Task details ▸ Write out all the lines again, precisely as they stand, but without the images.

Records for this exercise ▸
□ □ □

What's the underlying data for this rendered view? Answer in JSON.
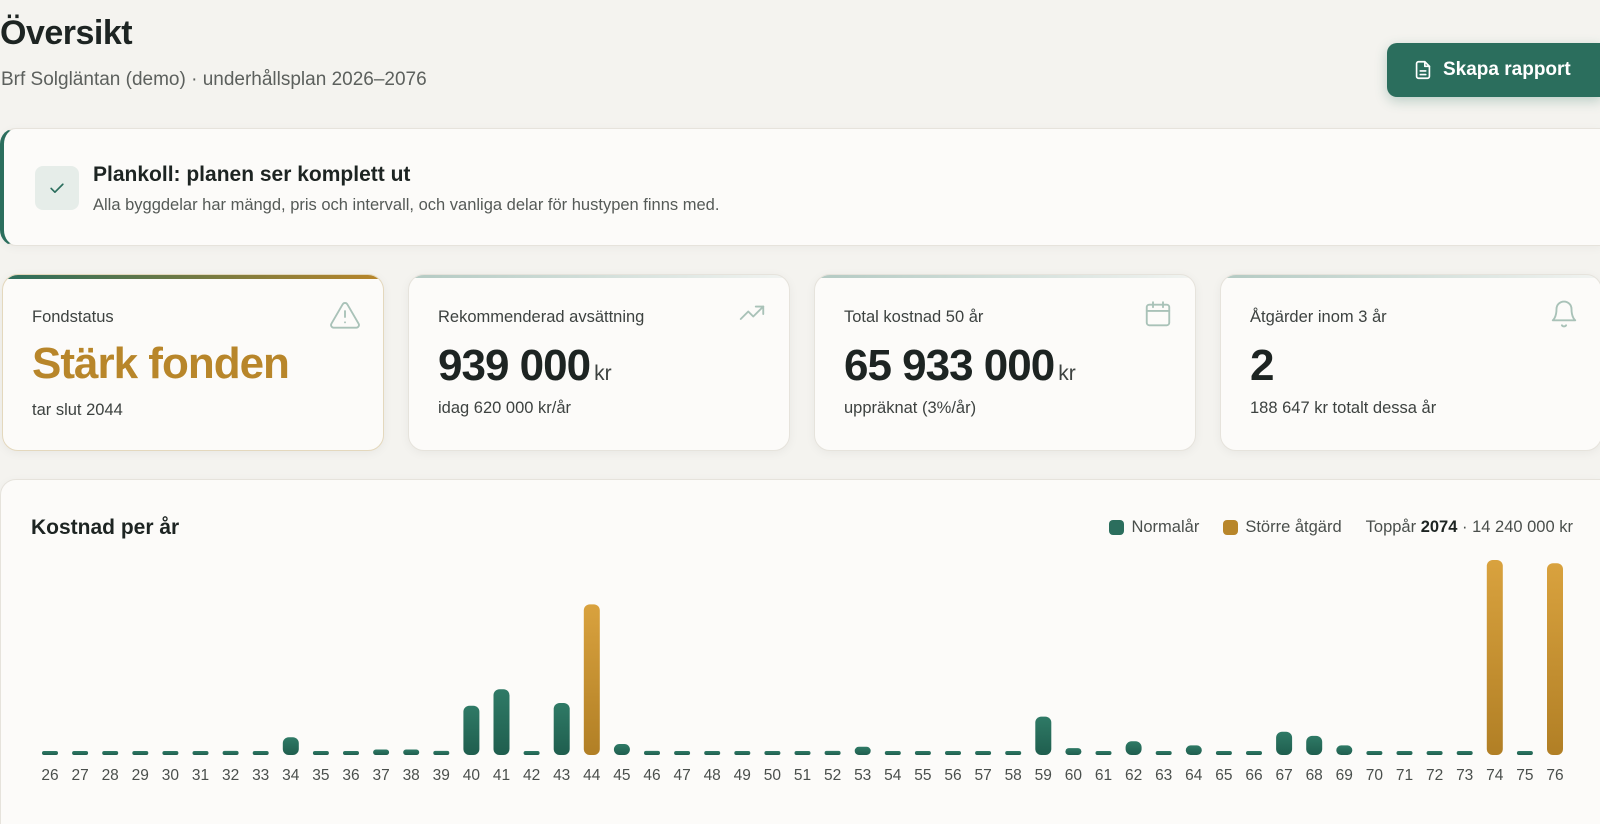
{
  "header": {
    "title": "Översikt",
    "subtitle": "Brf Solgläntan (demo) · underhållsplan 2026–2076",
    "report_button": "Skapa rapport"
  },
  "plan_check": {
    "title": "Plankoll: planen ser komplett ut",
    "text": "Alla byggdelar har mängd, pris och intervall, och vanliga delar för hustypen finns med."
  },
  "stats": [
    {
      "label": "Fondstatus",
      "value": "Stärk fonden",
      "unit": "",
      "sub": "tar slut 2044",
      "icon": "warning-icon"
    },
    {
      "label": "Rekommenderad avsättning",
      "value": "939 000",
      "unit": "kr",
      "sub": "idag 620 000 kr/år",
      "icon": "trending-up-icon"
    },
    {
      "label": "Total kostnad 50 år",
      "value": "65 933 000",
      "unit": "kr",
      "sub": "uppräknat (3%/år)",
      "icon": "calendar-icon"
    },
    {
      "label": "Åtgärder inom 3 år",
      "value": "2",
      "unit": "",
      "sub": "188 647 kr totalt dessa år",
      "icon": "bell-icon"
    }
  ],
  "chart": {
    "title": "Kostnad per år",
    "legend": {
      "normal": "Normalår",
      "major": "Större åtgärd"
    },
    "peak_prefix": "Toppår",
    "peak_year": "2074",
    "peak_suffix": "· 14 240 000 kr"
  },
  "colors": {
    "accent": "#2b6e5d",
    "gold": "#b8862a",
    "background": "#f4f3ef"
  },
  "chart_data": {
    "type": "bar",
    "categories": [
      "26",
      "27",
      "28",
      "29",
      "30",
      "31",
      "32",
      "33",
      "34",
      "35",
      "36",
      "37",
      "38",
      "39",
      "40",
      "41",
      "42",
      "43",
      "44",
      "45",
      "46",
      "47",
      "48",
      "49",
      "50",
      "51",
      "52",
      "53",
      "54",
      "55",
      "56",
      "57",
      "58",
      "59",
      "60",
      "61",
      "62",
      "63",
      "64",
      "65",
      "66",
      "67",
      "68",
      "69",
      "70",
      "71",
      "72",
      "73",
      "74",
      "75",
      "76"
    ],
    "values": [
      200000,
      200000,
      200000,
      200000,
      200000,
      200000,
      300000,
      200000,
      1300000,
      200000,
      200000,
      400000,
      400000,
      300000,
      3600000,
      4800000,
      200000,
      3800000,
      11000000,
      800000,
      300000,
      200000,
      200000,
      200000,
      200000,
      200000,
      300000,
      600000,
      200000,
      200000,
      200000,
      200000,
      200000,
      2800000,
      500000,
      200000,
      1000000,
      200000,
      700000,
      200000,
      200000,
      1700000,
      1400000,
      700000,
      200000,
      200000,
      200000,
      200000,
      14240000,
      200000,
      14000000
    ],
    "kind": [
      "normal",
      "normal",
      "normal",
      "normal",
      "normal",
      "normal",
      "normal",
      "normal",
      "normal",
      "normal",
      "normal",
      "normal",
      "normal",
      "normal",
      "normal",
      "normal",
      "normal",
      "normal",
      "major",
      "normal",
      "normal",
      "normal",
      "normal",
      "normal",
      "normal",
      "normal",
      "normal",
      "normal",
      "normal",
      "normal",
      "normal",
      "normal",
      "normal",
      "normal",
      "normal",
      "normal",
      "normal",
      "normal",
      "normal",
      "normal",
      "normal",
      "normal",
      "normal",
      "normal",
      "normal",
      "normal",
      "normal",
      "normal",
      "major",
      "normal",
      "major"
    ],
    "ylim": [
      0,
      14240000
    ],
    "grid": false,
    "legend_position": "top-right"
  }
}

□ □ □

Correct answer ▸
What's the underlying data for this rendered view? Answer in JSON.
{
  "header": {
    "title": "Översikt",
    "subtitle": "Brf Solgläntan (demo) · underhållsplan 2026–2076",
    "report_button": "Skapa rapport"
  },
  "plan_check": {
    "title": "Plankoll: planen ser komplett ut",
    "text": "Alla byggdelar har mängd, pris och intervall, och vanliga delar för hustypen finns med."
  },
  "stats": [
    {
      "label": "Fondstatus",
      "value": "Stärk fonden",
      "unit": "",
      "sub": "tar slut 2044",
      "icon": "warning-icon"
    },
    {
      "label": "Rekommenderad avsättning",
      "value": "939 000",
      "unit": "kr",
      "sub": "idag 620 000 kr/år",
      "icon": "trending-up-icon"
    },
    {
      "label": "Total kostnad 50 år",
      "value": "65 933 000",
      "unit": "kr",
      "sub": "uppräknat (3%/år)",
      "icon": "calendar-icon"
    },
    {
      "label": "Åtgärder inom 3 år",
      "value": "2",
      "unit": "",
      "sub": "188 647 kr totalt dessa år",
      "icon": "bell-icon"
    }
  ],
  "chart": {
    "title": "Kostnad per år",
    "legend": {
      "normal": "Normalår",
      "major": "Större åtgärd"
    },
    "peak_prefix": "Toppår",
    "peak_year": "2074",
    "peak_suffix": "· 14 240 000 kr"
  },
  "colors": {
    "accent": "#2b6e5d",
    "gold": "#b8862a",
    "background": "#f4f3ef"
  },
  "chart_data": {
    "type": "bar",
    "categories": [
      "26",
      "27",
      "28",
      "29",
      "30",
      "31",
      "32",
      "33",
      "34",
      "35",
      "36",
      "37",
      "38",
      "39",
      "40",
      "41",
      "42",
      "43",
      "44",
      "45",
      "46",
      "47",
      "48",
      "49",
      "50",
      "51",
      "52",
      "53",
      "54",
      "55",
      "56",
      "57",
      "58",
      "59",
      "60",
      "61",
      "62",
      "63",
      "64",
      "65",
      "66",
      "67",
      "68",
      "69",
      "70",
      "71",
      "72",
      "73",
      "74",
      "75",
      "76"
    ],
    "values": [
      200000,
      200000,
      200000,
      200000,
      200000,
      200000,
      300000,
      200000,
      1300000,
      200000,
      200000,
      400000,
      400000,
      300000,
      3600000,
      4800000,
      200000,
      3800000,
      11000000,
      800000,
      300000,
      200000,
      200000,
      200000,
      200000,
      200000,
      300000,
      600000,
      200000,
      200000,
      200000,
      200000,
      200000,
      2800000,
      500000,
      200000,
      1000000,
      200000,
      700000,
      200000,
      200000,
      1700000,
      1400000,
      700000,
      200000,
      200000,
      200000,
      200000,
      14240000,
      200000,
      14000000
    ],
    "kind": [
      "normal",
      "normal",
      "normal",
      "normal",
      "normal",
      "normal",
      "normal",
      "normal",
      "normal",
      "normal",
      "normal",
      "normal",
      "normal",
      "normal",
      "normal",
      "normal",
      "normal",
      "normal",
      "major",
      "normal",
      "normal",
      "normal",
      "normal",
      "normal",
      "normal",
      "normal",
      "normal",
      "normal",
      "normal",
      "normal",
      "normal",
      "normal",
      "normal",
      "normal",
      "normal",
      "normal",
      "normal",
      "normal",
      "normal",
      "normal",
      "normal",
      "normal",
      "normal",
      "normal",
      "normal",
      "normal",
      "normal",
      "normal",
      "major",
      "normal",
      "major"
    ],
    "ylim": [
      0,
      14240000
    ],
    "grid": false,
    "legend_position": "top-right"
  }
}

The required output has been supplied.